# Given text
——

BEIRUT: Senior Hamas official Saleh Al-Arouri was among at least six people killed on Tuesday night in a suspected Israeli drone strike in the southern Beirut suburb of Dahiyeh.
Arouri, 57, was a member of the militant group’s politburo and one of the founders of its military wing, the Qassam Brigades. Last year the US offered a $5 million reward for information about him.
A Lebanese security source told Arab News the drone strike had targeted a three-storey building in the Haret Hreik neighborhood that had Hamas offices on the second and third floors. “There is no building built above it, so it was easy to target from the air,” the source said.
Leaders of Hamas’ armed wing Al-Qassam Brigades, Samir Findi Abu Amer and Azzam Al-Aqraa Abu Ammar, were also killed in the Israeli strike, Hamas’s Al-Aqsa TV channel said on Telegram.
A security cordon was set up around the scene of the attack, while ambulances rushed to transport the injured to hospital.
After the blast firefighters and paramedics gathered around the building, which had a gaping hole in the third floor. Limbs and other pieces of flesh were visible on the roadside.
After the attack, Israel’s army said its forces were “in a high state of readiness for any scenario.”
“The IDF is at a very high level of readiness, in all arenas, in defense and offense. We are in a high state of readiness for any scenario,” Israel Defense Forces Spokesman Rear Adm. Daniel Hagari said at a press conference.
“The most important thing to say tonight is that we are focused and remain focused on fighting Hamas,” Hagari said.

——

# Given information
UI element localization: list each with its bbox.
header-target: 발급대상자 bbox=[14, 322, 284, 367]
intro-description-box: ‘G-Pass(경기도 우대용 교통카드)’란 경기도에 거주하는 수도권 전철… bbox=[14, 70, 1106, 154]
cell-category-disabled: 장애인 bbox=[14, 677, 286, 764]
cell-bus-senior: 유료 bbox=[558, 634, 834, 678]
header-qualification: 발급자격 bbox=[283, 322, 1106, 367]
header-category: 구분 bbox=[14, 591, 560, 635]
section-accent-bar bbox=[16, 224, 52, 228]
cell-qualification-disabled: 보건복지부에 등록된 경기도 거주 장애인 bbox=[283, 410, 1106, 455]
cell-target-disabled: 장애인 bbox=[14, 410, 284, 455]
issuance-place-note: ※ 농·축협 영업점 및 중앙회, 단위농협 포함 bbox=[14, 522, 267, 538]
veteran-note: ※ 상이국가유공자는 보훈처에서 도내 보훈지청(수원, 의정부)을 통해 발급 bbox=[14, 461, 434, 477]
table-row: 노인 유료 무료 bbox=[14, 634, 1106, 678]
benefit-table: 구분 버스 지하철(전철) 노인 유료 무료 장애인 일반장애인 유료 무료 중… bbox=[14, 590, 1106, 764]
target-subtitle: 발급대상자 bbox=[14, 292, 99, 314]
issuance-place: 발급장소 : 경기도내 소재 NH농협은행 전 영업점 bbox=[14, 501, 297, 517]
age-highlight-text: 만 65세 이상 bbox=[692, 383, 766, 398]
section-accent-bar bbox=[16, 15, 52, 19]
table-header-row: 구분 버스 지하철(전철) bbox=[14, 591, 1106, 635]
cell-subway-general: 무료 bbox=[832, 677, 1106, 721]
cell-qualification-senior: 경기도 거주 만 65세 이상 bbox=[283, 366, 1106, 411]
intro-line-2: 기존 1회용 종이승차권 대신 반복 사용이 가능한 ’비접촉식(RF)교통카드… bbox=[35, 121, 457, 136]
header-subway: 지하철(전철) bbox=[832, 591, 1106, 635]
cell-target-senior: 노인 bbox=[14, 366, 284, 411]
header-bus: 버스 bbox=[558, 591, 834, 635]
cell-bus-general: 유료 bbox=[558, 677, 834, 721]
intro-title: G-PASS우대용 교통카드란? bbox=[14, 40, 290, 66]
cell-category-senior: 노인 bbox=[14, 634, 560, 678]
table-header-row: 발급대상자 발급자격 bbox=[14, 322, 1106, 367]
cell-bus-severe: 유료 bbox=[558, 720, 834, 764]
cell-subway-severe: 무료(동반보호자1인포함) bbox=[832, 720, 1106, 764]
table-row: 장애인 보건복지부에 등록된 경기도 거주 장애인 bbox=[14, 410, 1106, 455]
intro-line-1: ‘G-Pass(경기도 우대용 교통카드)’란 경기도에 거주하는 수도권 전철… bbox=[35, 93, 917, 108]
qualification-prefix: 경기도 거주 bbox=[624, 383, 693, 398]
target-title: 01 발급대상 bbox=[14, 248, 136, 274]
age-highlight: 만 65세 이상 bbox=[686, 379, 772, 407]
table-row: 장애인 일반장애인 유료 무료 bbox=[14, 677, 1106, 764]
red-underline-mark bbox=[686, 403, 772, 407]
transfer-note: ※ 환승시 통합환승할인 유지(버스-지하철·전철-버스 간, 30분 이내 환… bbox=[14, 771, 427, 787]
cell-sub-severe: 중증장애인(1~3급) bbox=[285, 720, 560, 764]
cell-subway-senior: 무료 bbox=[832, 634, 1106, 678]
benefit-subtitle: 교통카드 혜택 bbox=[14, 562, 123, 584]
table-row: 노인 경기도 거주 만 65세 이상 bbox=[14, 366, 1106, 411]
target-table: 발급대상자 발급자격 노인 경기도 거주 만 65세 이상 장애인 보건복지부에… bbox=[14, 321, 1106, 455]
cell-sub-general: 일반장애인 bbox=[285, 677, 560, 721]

——

# Exercise prompt
According to the news report on the Beirut strike, how many floors did the targeted building in Haret Hreik have, and which of them held Hamas offices? The listing is from a different source than the news report on the Beirut strike.

# Answer area
The building had three stories, with Hamas offices on the second and third floors.